# Recorded information start

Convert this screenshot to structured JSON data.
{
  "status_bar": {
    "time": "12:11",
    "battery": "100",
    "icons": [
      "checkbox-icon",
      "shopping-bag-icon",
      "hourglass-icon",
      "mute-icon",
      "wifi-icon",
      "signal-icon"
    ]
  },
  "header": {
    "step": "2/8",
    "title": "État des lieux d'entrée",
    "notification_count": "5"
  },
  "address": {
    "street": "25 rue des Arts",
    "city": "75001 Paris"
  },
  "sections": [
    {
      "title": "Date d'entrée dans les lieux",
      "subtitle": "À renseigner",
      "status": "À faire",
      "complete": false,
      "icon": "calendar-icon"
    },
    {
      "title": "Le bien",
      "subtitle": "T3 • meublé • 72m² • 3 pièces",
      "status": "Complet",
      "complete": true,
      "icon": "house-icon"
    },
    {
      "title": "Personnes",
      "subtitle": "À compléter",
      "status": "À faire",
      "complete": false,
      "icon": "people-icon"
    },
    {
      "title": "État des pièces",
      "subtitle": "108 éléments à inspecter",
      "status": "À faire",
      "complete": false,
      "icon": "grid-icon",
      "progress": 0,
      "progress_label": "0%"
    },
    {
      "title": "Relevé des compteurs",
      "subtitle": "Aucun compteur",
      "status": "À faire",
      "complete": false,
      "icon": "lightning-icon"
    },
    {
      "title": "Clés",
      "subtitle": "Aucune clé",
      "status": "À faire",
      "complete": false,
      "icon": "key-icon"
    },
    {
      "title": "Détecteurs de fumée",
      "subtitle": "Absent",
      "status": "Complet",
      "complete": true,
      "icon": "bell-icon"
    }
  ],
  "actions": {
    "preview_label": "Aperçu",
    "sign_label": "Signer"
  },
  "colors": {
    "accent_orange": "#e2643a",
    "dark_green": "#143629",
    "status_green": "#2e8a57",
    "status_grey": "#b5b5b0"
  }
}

# Recorded information end

_Your objective_
Go through the records. Copy each line where "entrée" appears.

_Solution to the problem_
    "title": "État des lieux d'entrée",
      "title": "Date d'entrée dans les lieux",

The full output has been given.